_WHAT THE EXERCISE ASKS_.
Check every line below for the word "Option" and copy the ones that have it.

_SUPPLIED DATA_.
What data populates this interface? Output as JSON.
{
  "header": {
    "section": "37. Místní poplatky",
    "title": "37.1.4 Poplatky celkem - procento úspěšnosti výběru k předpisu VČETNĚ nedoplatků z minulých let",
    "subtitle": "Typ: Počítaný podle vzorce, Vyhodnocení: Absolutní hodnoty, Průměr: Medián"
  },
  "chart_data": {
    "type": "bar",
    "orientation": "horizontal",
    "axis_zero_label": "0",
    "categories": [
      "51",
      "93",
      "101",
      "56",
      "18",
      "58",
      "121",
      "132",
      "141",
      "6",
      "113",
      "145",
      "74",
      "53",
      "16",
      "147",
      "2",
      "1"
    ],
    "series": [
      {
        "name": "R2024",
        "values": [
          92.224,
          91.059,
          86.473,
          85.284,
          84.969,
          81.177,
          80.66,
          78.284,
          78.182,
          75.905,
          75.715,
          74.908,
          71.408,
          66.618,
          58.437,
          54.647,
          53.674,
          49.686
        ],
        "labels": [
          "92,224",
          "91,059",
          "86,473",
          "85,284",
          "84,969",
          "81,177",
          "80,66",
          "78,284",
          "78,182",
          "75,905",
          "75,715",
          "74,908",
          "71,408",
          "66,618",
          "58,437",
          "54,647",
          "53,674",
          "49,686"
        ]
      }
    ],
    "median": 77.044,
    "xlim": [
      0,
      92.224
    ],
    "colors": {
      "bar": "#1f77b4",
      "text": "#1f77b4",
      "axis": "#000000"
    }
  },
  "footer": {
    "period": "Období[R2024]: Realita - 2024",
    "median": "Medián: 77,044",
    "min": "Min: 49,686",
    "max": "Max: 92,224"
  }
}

...

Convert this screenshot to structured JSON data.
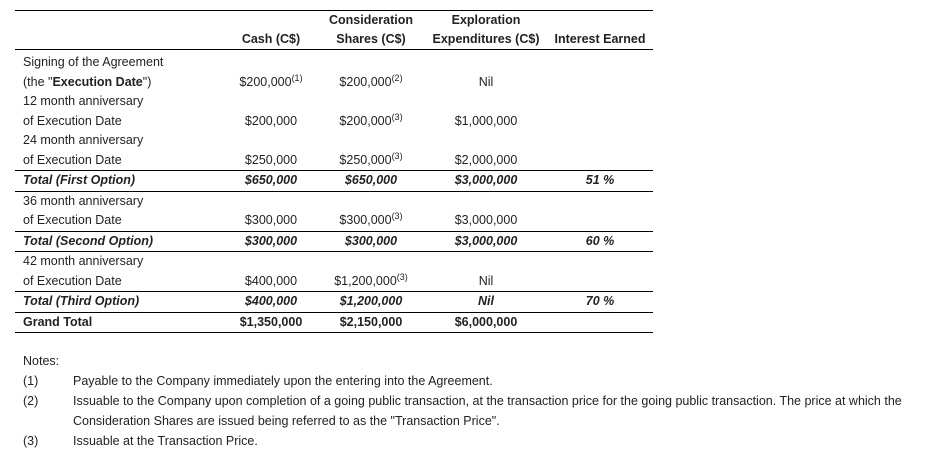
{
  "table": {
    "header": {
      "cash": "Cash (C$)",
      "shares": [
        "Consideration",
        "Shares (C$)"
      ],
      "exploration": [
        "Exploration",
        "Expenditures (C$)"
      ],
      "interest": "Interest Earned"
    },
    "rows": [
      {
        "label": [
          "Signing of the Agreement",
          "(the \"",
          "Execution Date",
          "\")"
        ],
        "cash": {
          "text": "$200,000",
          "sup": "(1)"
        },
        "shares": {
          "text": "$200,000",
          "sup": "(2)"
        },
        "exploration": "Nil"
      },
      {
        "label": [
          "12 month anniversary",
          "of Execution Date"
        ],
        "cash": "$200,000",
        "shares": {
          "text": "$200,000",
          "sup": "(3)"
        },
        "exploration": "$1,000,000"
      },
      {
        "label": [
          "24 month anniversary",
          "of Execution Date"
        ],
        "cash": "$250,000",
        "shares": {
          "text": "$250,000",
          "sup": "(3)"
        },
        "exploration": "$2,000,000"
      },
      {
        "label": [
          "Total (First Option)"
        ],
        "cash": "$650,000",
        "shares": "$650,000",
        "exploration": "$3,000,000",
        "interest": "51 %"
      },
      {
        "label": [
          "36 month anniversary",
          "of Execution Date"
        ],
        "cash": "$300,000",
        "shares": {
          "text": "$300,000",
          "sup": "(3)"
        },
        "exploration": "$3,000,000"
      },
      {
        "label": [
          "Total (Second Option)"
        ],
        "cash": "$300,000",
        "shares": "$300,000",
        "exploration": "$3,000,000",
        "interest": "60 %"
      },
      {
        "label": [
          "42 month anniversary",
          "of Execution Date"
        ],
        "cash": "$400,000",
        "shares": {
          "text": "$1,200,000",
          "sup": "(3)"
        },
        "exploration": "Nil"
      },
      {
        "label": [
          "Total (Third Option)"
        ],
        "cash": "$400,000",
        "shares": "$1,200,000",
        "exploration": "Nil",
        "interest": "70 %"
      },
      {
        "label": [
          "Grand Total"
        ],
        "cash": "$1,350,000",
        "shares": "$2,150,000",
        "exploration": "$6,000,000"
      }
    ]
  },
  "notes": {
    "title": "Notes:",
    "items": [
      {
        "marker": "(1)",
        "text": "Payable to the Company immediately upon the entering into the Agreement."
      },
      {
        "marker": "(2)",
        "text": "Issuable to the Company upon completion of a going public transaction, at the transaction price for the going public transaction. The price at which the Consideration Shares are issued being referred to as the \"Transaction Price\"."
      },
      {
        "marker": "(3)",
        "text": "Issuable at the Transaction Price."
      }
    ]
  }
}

--

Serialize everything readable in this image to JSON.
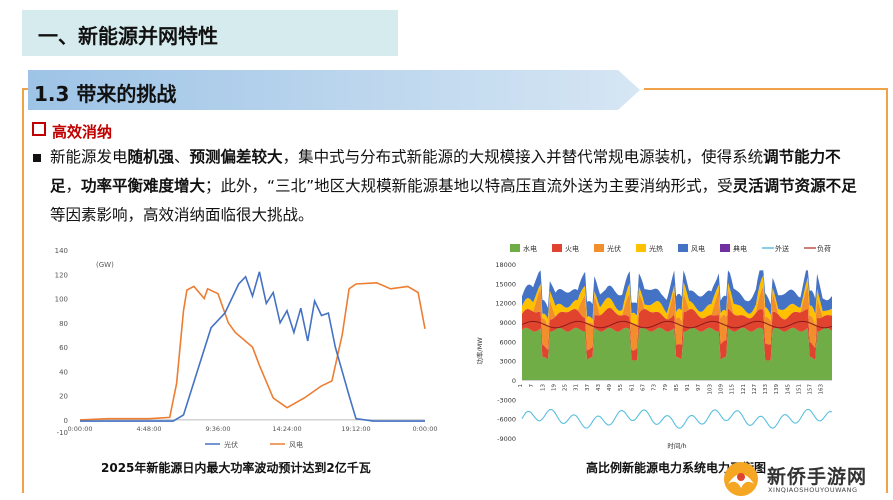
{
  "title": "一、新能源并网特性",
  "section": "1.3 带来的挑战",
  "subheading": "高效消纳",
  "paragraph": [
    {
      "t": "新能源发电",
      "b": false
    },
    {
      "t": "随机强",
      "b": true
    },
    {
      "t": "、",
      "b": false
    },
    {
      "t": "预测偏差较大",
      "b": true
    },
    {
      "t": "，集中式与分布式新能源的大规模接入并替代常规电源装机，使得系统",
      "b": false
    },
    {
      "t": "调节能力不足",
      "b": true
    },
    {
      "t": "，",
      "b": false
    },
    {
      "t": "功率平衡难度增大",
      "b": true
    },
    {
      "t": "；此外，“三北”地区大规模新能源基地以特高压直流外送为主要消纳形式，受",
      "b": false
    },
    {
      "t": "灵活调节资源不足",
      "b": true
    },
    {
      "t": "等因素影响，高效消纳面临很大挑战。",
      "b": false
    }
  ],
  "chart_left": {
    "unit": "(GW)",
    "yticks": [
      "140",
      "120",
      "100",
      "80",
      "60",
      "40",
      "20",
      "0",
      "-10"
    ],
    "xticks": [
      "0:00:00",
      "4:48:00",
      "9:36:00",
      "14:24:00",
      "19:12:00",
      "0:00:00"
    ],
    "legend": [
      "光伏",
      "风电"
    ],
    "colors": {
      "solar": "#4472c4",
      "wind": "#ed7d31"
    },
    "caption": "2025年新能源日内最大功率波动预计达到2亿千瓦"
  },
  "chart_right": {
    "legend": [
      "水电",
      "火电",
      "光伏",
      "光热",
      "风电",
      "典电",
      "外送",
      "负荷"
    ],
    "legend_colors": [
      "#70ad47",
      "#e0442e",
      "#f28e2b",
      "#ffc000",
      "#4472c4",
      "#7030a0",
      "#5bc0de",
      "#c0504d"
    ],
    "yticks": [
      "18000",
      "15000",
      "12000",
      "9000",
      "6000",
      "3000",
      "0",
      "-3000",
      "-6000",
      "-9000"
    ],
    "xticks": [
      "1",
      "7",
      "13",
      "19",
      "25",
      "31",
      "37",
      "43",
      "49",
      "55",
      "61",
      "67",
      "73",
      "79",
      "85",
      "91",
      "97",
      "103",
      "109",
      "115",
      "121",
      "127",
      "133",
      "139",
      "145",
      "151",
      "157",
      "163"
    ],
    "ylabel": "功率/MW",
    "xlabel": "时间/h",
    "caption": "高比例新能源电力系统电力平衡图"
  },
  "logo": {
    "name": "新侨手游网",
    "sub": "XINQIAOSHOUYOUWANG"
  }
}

_TASK ANSWER_.
          "Total (First Option)"
          "Total (Second Option)"
          "Total (Third Option)"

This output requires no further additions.